### Structured figure records
######
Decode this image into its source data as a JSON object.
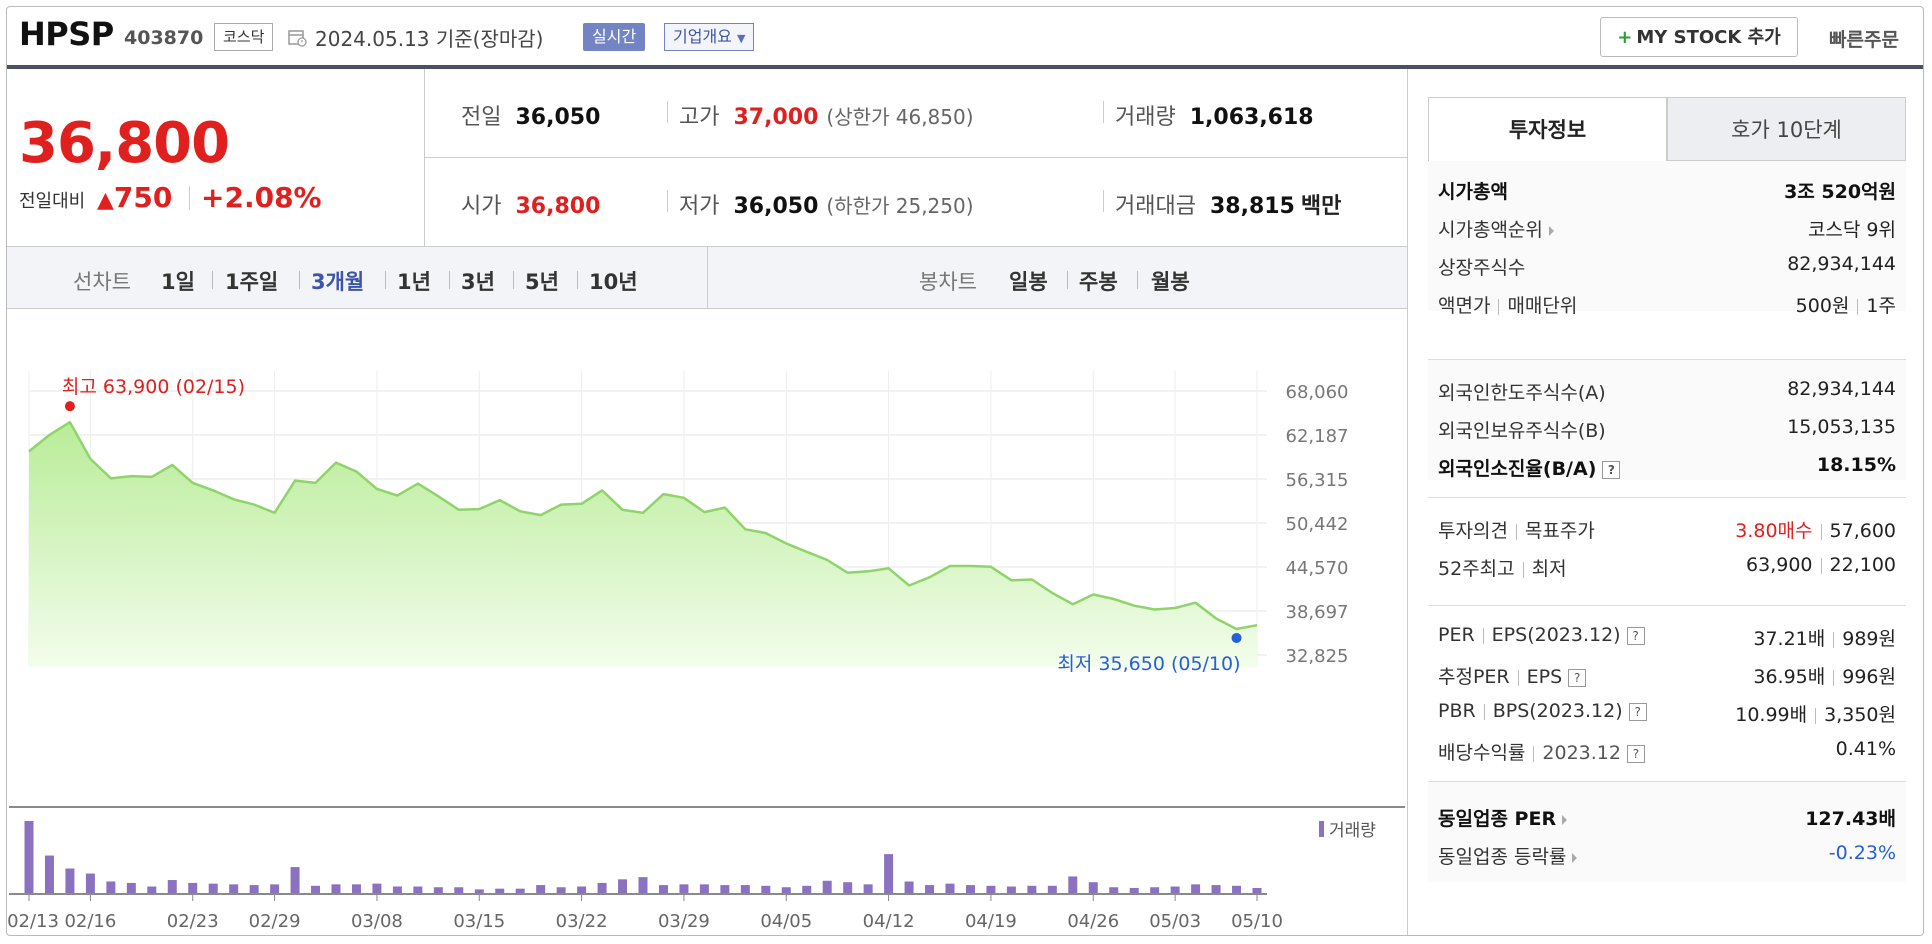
{
  "header": {
    "ticker": "HPSP",
    "code": "403870",
    "market": "코스닥",
    "date": "2024.05.13  기준(장마감)",
    "realtime_label": "실시간",
    "overview_label": "기업개요",
    "mystock_label": "MY STOCK 추가",
    "quick_order_label": "빠른주문"
  },
  "price": {
    "current": "36,800",
    "change_label": "전일대비",
    "change_amount": "750",
    "change_percent": "+2.08%",
    "up_color": "#e0201e"
  },
  "quote": {
    "prev_label": "전일",
    "prev": "36,050",
    "high_label": "고가",
    "high": "37,000",
    "upper_limit": "(상한가 46,850)",
    "volume_label": "거래량",
    "volume": "1,063,618",
    "open_label": "시가",
    "open": "36,800",
    "low_label": "저가",
    "low": "36,050",
    "lower_limit": "(하한가 25,250)",
    "amount_label": "거래대금",
    "amount": "38,815",
    "amount_unit": "백만"
  },
  "period_tabs": {
    "line_label": "선차트",
    "items": [
      "1일",
      "1주일",
      "3개월",
      "1년",
      "3년",
      "5년",
      "10년"
    ],
    "active": "3개월",
    "candle_label": "봉차트",
    "candle_items": [
      "일봉",
      "주봉",
      "월봉"
    ]
  },
  "chart_data": {
    "type": "area",
    "line_color": "#8fd46a",
    "fill_color": "#d8f5c4",
    "volume_color": "#8a72c0",
    "high_annotation": "최고 63,900 (02/15)",
    "low_annotation": "최저 35,650 (05/10)",
    "high_color": "#e0201e",
    "low_color": "#2560d8",
    "volume_legend": "거래량",
    "y_ticks": [
      "68,060",
      "62,187",
      "56,315",
      "50,442",
      "44,570",
      "38,697",
      "32,825"
    ],
    "ylim": [
      32825,
      68060
    ],
    "x_tick_labels": [
      "02/13",
      "02/16",
      "02/23",
      "02/29",
      "03/08",
      "03/15",
      "03/22",
      "03/29",
      "04/05",
      "04/12",
      "04/19",
      "04/26",
      "05/03",
      "05/10"
    ],
    "x_tick_index": [
      0,
      3,
      8,
      12,
      17,
      22,
      27,
      32,
      37,
      42,
      47,
      52,
      56,
      60
    ],
    "high_index": 2,
    "low_index": 59,
    "price": [
      60000,
      62200,
      63900,
      59000,
      56400,
      56700,
      56600,
      58200,
      55800,
      54800,
      53600,
      52900,
      51800,
      56100,
      55800,
      58500,
      57300,
      55000,
      54100,
      55700,
      54000,
      52200,
      52300,
      53500,
      52000,
      51500,
      52900,
      53000,
      54800,
      52200,
      51800,
      54300,
      53800,
      51900,
      52500,
      49600,
      49100,
      47700,
      46600,
      45500,
      43800,
      44000,
      44400,
      42100,
      43200,
      44700,
      44700,
      44600,
      42800,
      42900,
      41100,
      39600,
      40900,
      40300,
      39400,
      38900,
      39100,
      39800,
      37700,
      36300,
      36800
    ],
    "volume": [
      100,
      52,
      34,
      27,
      16,
      14,
      9,
      18,
      14,
      13,
      12,
      11,
      12,
      36,
      10,
      12,
      12,
      13,
      9,
      9,
      8,
      8,
      5,
      6,
      6,
      11,
      8,
      9,
      14,
      19,
      22,
      11,
      12,
      12,
      11,
      11,
      10,
      8,
      10,
      17,
      15,
      12,
      54,
      16,
      11,
      13,
      11,
      10,
      9,
      10,
      10,
      23,
      15,
      8,
      7,
      8,
      9,
      12,
      11,
      10,
      7
    ]
  },
  "right_panel": {
    "tab_invest": "투자정보",
    "tab_orderbook": "호가 10단계",
    "market_cap_label": "시가총액",
    "market_cap": "3조 520억원",
    "cap_rank_label": "시가총액순위",
    "cap_rank": "코스닥 9위",
    "shares_label": "상장주식수",
    "shares": "82,934,144",
    "par_label": "액면가",
    "unit_label": "매매단위",
    "par": "500원",
    "unit": "1주",
    "foreign_limit_label": "외국인한도주식수(A)",
    "foreign_limit": "82,934,144",
    "foreign_hold_label": "외국인보유주식수(B)",
    "foreign_hold": "15,053,135",
    "foreign_ratio_label": "외국인소진율(B/A)",
    "foreign_ratio": "18.15%",
    "opinion_label": "투자의견",
    "target_label": "목표주가",
    "opinion": "3.80매수",
    "target": "57,600",
    "w52_label": "52주최고",
    "w52_low_label": "최저",
    "w52_high": "63,900",
    "w52_low": "22,100",
    "per_label": "PER",
    "eps_label": "EPS(2023.12)",
    "per": "37.21배",
    "eps": "989원",
    "est_per_label": "추정PER",
    "est_eps_label": "EPS",
    "est_per": "36.95배",
    "est_eps": "996원",
    "pbr_label": "PBR",
    "bps_label": "BPS(2023.12)",
    "pbr": "10.99배",
    "bps": "3,350원",
    "div_label": "배당수익률",
    "div_date": "2023.12",
    "div": "0.41%",
    "ind_per_label": "동일업종 PER",
    "ind_per": "127.43배",
    "ind_change_label": "동일업종 등락률",
    "ind_change": "-0.23%"
  }
}
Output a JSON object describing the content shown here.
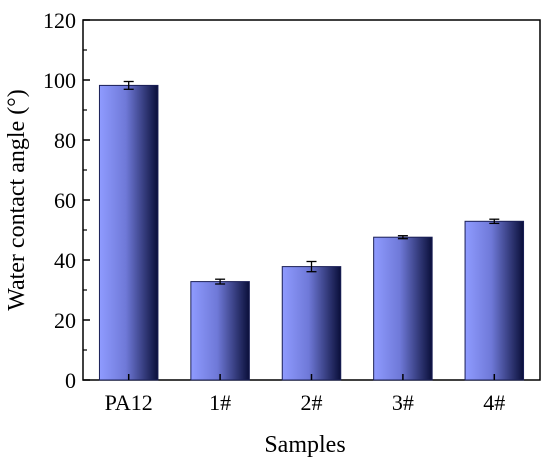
{
  "chart_data": {
    "type": "bar",
    "categories": [
      "PA12",
      "1#",
      "2#",
      "3#",
      "4#"
    ],
    "values": [
      98.2,
      32.8,
      37.8,
      47.6,
      52.9
    ],
    "errors": [
      1.3,
      0.8,
      1.7,
      0.5,
      0.7
    ],
    "xlabel": "Samples",
    "ylabel": "Water contact angle (°)",
    "ylim": [
      0,
      120
    ],
    "yticks": [
      0,
      20,
      40,
      60,
      80,
      100,
      120
    ],
    "grid": false,
    "legend": "none",
    "bar_gradient": [
      "#8f9bff",
      "#0a0f3a"
    ],
    "axis_color": "#000000"
  }
}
######
### THE TASK
Quote each record exactly as it stands, minus the pictures.

### FULL OUTPUT
Decode this image into its source data as a JSON object.
{
  "header": {
    "ticker": "HPSP",
    "code": "403870",
    "market": "코스닥",
    "date": "2024.05.13  기준(장마감)",
    "realtime_label": "실시간",
    "overview_label": "기업개요",
    "mystock_label": "MY STOCK 추가",
    "quick_order_label": "빠른주문"
  },
  "price": {
    "current": "36,800",
    "change_label": "전일대비",
    "change_amount": "750",
    "change_percent": "+2.08%",
    "up_color": "#e0201e"
  },
  "quote": {
    "prev_label": "전일",
    "prev": "36,050",
    "high_label": "고가",
    "high": "37,000",
    "upper_limit": "(상한가 46,850)",
    "volume_label": "거래량",
    "volume": "1,063,618",
    "open_label": "시가",
    "open": "36,800",
    "low_label": "저가",
    "low": "36,050",
    "lower_limit": "(하한가 25,250)",
    "amount_label": "거래대금",
    "amount": "38,815",
    "amount_unit": "백만"
  },
  "period_tabs": {
    "line_label": "선차트",
    "items": [
      "1일",
      "1주일",
      "3개월",
      "1년",
      "3년",
      "5년",
      "10년"
    ],
    "active": "3개월",
    "candle_label": "봉차트",
    "candle_items": [
      "일봉",
      "주봉",
      "월봉"
    ]
  },
  "chart_data": {
    "type": "area",
    "line_color": "#8fd46a",
    "fill_color": "#d8f5c4",
    "volume_color": "#8a72c0",
    "high_annotation": "최고 63,900 (02/15)",
    "low_annotation": "최저 35,650 (05/10)",
    "high_color": "#e0201e",
    "low_color": "#2560d8",
    "volume_legend": "거래량",
    "y_ticks": [
      "68,060",
      "62,187",
      "56,315",
      "50,442",
      "44,570",
      "38,697",
      "32,825"
    ],
    "ylim": [
      32825,
      68060
    ],
    "x_tick_labels": [
      "02/13",
      "02/16",
      "02/23",
      "02/29",
      "03/08",
      "03/15",
      "03/22",
      "03/29",
      "04/05",
      "04/12",
      "04/19",
      "04/26",
      "05/03",
      "05/10"
    ],
    "x_tick_index": [
      0,
      3,
      8,
      12,
      17,
      22,
      27,
      32,
      37,
      42,
      47,
      52,
      56,
      60
    ],
    "high_index": 2,
    "low_index": 59,
    "price": [
      60000,
      62200,
      63900,
      59000,
      56400,
      56700,
      56600,
      58200,
      55800,
      54800,
      53600,
      52900,
      51800,
      56100,
      55800,
      58500,
      57300,
      55000,
      54100,
      55700,
      54000,
      52200,
      52300,
      53500,
      52000,
      51500,
      52900,
      53000,
      54800,
      52200,
      51800,
      54300,
      53800,
      51900,
      52500,
      49600,
      49100,
      47700,
      46600,
      45500,
      43800,
      44000,
      44400,
      42100,
      43200,
      44700,
      44700,
      44600,
      42800,
      42900,
      41100,
      39600,
      40900,
      40300,
      39400,
      38900,
      39100,
      39800,
      37700,
      36300,
      36800
    ],
    "volume": [
      100,
      52,
      34,
      27,
      16,
      14,
      9,
      18,
      14,
      13,
      12,
      11,
      12,
      36,
      10,
      12,
      12,
      13,
      9,
      9,
      8,
      8,
      5,
      6,
      6,
      11,
      8,
      9,
      14,
      19,
      22,
      11,
      12,
      12,
      11,
      11,
      10,
      8,
      10,
      17,
      15,
      12,
      54,
      16,
      11,
      13,
      11,
      10,
      9,
      10,
      10,
      23,
      15,
      8,
      7,
      8,
      9,
      12,
      11,
      10,
      7
    ]
  },
  "right_panel": {
    "tab_invest": "투자정보",
    "tab_orderbook": "호가 10단계",
    "market_cap_label": "시가총액",
    "market_cap": "3조 520억원",
    "cap_rank_label": "시가총액순위",
    "cap_rank": "코스닥 9위",
    "shares_label": "상장주식수",
    "shares": "82,934,144",
    "par_label": "액면가",
    "unit_label": "매매단위",
    "par": "500원",
    "unit": "1주",
    "foreign_limit_label": "외국인한도주식수(A)",
    "foreign_limit": "82,934,144",
    "foreign_hold_label": "외국인보유주식수(B)",
    "foreign_hold": "15,053,135",
    "foreign_ratio_label": "외국인소진율(B/A)",
    "foreign_ratio": "18.15%",
    "opinion_label": "투자의견",
    "target_label": "목표주가",
    "opinion": "3.80매수",
    "target": "57,600",
    "w52_label": "52주최고",
    "w52_low_label": "최저",
    "w52_high": "63,900",
    "w52_low": "22,100",
    "per_label": "PER",
    "eps_label": "EPS(2023.12)",
    "per": "37.21배",
    "eps": "989원",
    "est_per_label": "추정PER",
    "est_eps_label": "EPS",
    "est_per": "36.95배",
    "est_eps": "996원",
    "pbr_label": "PBR",
    "bps_label": "BPS(2023.12)",
    "pbr": "10.99배",
    "bps": "3,350원",
    "div_label": "배당수익률",
    "div_date": "2023.12",
    "div": "0.41%",
    "ind_per_label": "동일업종 PER",
    "ind_per": "127.43배",
    "ind_change_label": "동일업종 등락률",
    "ind_change": "-0.23%"
  }
}
Output a JSON object describing the content shown here.
{
  "chart_data": {
    "type": "bar",
    "categories": [
      "PA12",
      "1#",
      "2#",
      "3#",
      "4#"
    ],
    "values": [
      98.2,
      32.8,
      37.8,
      47.6,
      52.9
    ],
    "errors": [
      1.3,
      0.8,
      1.7,
      0.5,
      0.7
    ],
    "xlabel": "Samples",
    "ylabel": "Water contact angle (°)",
    "ylim": [
      0,
      120
    ],
    "yticks": [
      0,
      20,
      40,
      60,
      80,
      100,
      120
    ],
    "grid": false,
    "legend": "none",
    "bar_gradient": [
      "#8f9bff",
      "#0a0f3a"
    ],
    "axis_color": "#000000"
  }
}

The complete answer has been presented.